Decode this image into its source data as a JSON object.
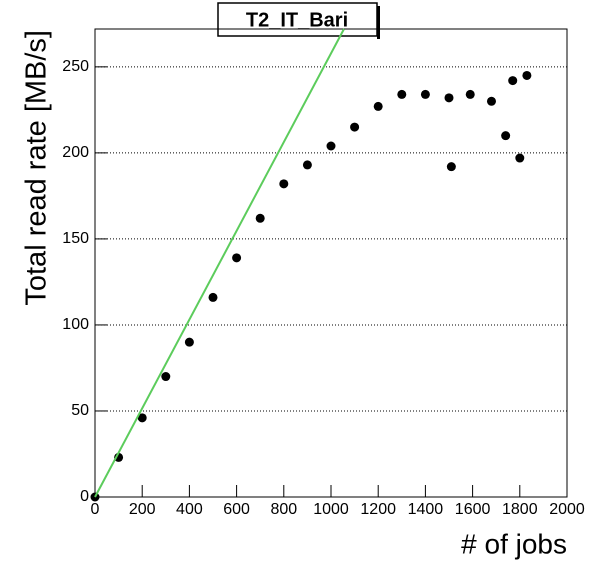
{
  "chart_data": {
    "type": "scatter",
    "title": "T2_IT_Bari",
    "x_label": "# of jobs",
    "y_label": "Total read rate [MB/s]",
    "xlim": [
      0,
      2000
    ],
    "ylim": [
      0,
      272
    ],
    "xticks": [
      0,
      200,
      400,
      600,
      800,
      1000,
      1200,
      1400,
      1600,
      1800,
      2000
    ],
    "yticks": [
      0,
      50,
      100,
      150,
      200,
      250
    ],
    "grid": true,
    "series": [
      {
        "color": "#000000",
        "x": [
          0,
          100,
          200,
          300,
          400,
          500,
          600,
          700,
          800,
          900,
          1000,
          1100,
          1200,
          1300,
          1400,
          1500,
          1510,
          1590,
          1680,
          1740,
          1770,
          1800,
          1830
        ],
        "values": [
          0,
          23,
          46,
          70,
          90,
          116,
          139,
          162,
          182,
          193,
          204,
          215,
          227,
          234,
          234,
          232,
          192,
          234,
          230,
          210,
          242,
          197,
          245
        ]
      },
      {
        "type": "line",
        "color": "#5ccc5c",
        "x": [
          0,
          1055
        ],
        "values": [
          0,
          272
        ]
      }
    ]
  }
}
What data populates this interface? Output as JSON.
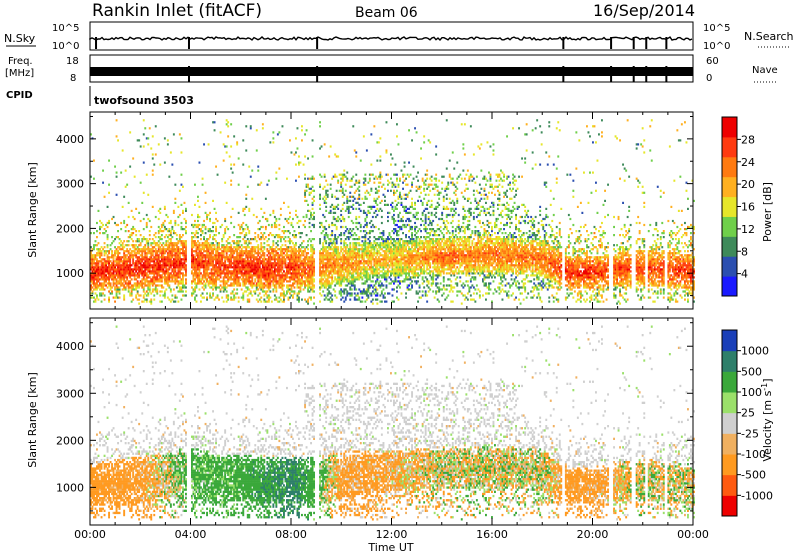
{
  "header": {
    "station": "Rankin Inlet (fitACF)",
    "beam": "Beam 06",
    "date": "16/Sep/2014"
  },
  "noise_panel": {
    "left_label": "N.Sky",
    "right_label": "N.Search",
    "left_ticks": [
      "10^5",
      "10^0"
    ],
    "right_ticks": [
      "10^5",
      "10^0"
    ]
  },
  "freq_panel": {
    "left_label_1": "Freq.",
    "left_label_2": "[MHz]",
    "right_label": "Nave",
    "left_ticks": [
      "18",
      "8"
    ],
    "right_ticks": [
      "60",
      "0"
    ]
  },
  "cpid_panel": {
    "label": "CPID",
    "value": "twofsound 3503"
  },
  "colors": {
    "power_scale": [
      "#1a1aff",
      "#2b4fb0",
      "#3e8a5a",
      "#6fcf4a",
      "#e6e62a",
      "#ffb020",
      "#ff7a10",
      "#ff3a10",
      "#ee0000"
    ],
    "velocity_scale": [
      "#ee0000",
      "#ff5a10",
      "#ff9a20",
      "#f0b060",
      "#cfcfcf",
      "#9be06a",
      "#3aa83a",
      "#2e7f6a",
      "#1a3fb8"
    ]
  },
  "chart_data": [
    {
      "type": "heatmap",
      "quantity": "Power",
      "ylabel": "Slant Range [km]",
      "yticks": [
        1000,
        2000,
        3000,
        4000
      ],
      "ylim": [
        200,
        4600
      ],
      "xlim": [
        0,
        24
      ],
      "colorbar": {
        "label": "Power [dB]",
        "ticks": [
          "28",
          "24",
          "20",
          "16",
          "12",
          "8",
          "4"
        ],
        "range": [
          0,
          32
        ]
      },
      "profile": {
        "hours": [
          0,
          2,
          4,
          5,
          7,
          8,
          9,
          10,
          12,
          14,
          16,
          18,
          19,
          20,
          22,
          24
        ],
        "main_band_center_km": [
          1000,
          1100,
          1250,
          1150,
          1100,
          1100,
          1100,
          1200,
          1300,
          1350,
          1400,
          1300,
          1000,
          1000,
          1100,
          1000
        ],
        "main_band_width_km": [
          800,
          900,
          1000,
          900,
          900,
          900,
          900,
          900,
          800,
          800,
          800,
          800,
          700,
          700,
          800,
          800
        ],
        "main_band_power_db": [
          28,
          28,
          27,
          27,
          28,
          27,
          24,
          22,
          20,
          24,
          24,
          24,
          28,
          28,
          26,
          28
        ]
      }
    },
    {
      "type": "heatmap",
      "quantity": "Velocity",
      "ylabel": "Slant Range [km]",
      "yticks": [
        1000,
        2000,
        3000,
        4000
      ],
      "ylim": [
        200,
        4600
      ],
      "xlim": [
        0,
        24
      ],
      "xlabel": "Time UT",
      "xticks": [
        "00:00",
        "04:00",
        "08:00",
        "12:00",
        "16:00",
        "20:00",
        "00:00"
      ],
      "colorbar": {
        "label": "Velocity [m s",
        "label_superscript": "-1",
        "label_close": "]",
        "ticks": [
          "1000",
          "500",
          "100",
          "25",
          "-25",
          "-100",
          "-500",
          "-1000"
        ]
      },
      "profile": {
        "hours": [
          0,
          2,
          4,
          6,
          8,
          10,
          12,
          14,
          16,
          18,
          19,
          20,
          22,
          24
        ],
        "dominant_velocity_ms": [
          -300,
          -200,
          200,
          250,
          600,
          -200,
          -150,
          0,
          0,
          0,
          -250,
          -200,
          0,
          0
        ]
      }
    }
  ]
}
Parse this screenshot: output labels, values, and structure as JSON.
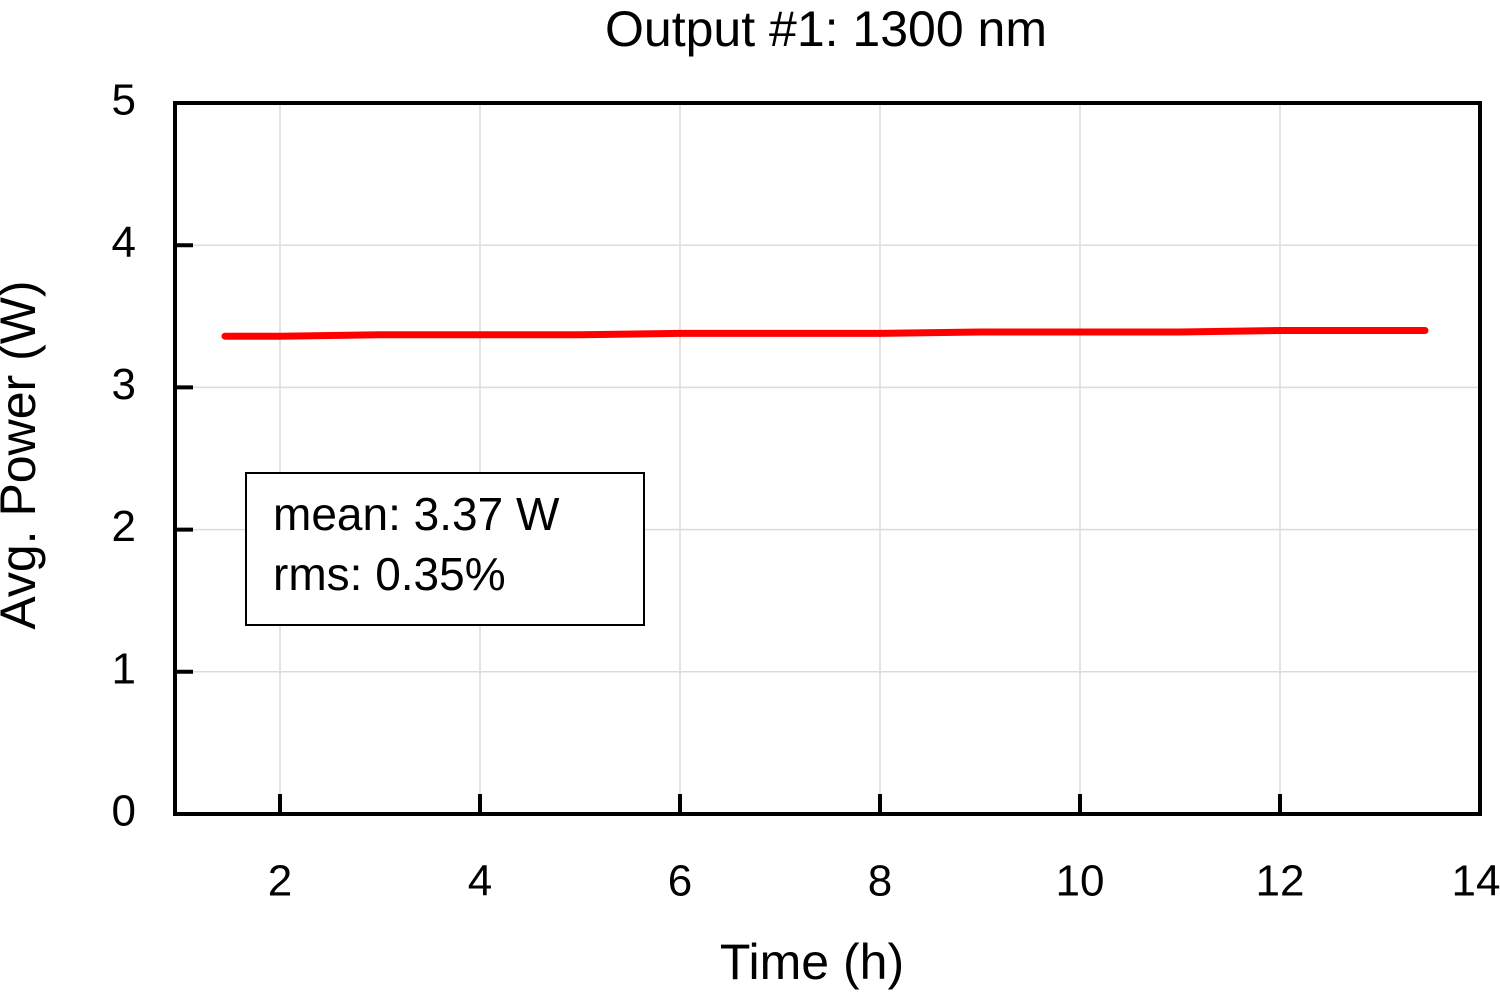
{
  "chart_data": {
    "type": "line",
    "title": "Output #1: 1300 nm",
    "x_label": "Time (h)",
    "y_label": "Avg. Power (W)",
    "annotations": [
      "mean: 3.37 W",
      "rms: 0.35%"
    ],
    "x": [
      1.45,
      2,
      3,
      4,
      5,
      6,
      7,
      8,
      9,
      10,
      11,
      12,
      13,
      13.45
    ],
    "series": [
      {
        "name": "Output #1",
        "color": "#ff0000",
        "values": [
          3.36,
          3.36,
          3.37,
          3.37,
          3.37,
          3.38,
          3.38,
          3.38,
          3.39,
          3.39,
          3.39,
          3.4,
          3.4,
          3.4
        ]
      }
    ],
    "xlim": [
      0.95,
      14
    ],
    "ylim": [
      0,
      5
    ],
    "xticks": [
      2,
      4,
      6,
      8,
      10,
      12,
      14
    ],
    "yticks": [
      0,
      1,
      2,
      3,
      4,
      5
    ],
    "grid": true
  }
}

################

Aim: Extract the run of lines beginning with the line that holds "Parse this screenshot: output" and ending at the last line of the data, inclusive. Exclude any pictures from the copy.

Result below:
Parse this screenshot: output labels, values, and structure as JSON.
{
  "chart_data": {
    "type": "line",
    "title": "Output #1: 1300 nm",
    "x_label": "Time (h)",
    "y_label": "Avg. Power (W)",
    "annotations": [
      "mean: 3.37 W",
      "rms: 0.35%"
    ],
    "x": [
      1.45,
      2,
      3,
      4,
      5,
      6,
      7,
      8,
      9,
      10,
      11,
      12,
      13,
      13.45
    ],
    "series": [
      {
        "name": "Output #1",
        "color": "#ff0000",
        "values": [
          3.36,
          3.36,
          3.37,
          3.37,
          3.37,
          3.38,
          3.38,
          3.38,
          3.39,
          3.39,
          3.39,
          3.4,
          3.4,
          3.4
        ]
      }
    ],
    "xlim": [
      0.95,
      14
    ],
    "ylim": [
      0,
      5
    ],
    "xticks": [
      2,
      4,
      6,
      8,
      10,
      12,
      14
    ],
    "yticks": [
      0,
      1,
      2,
      3,
      4,
      5
    ],
    "grid": true
  }
}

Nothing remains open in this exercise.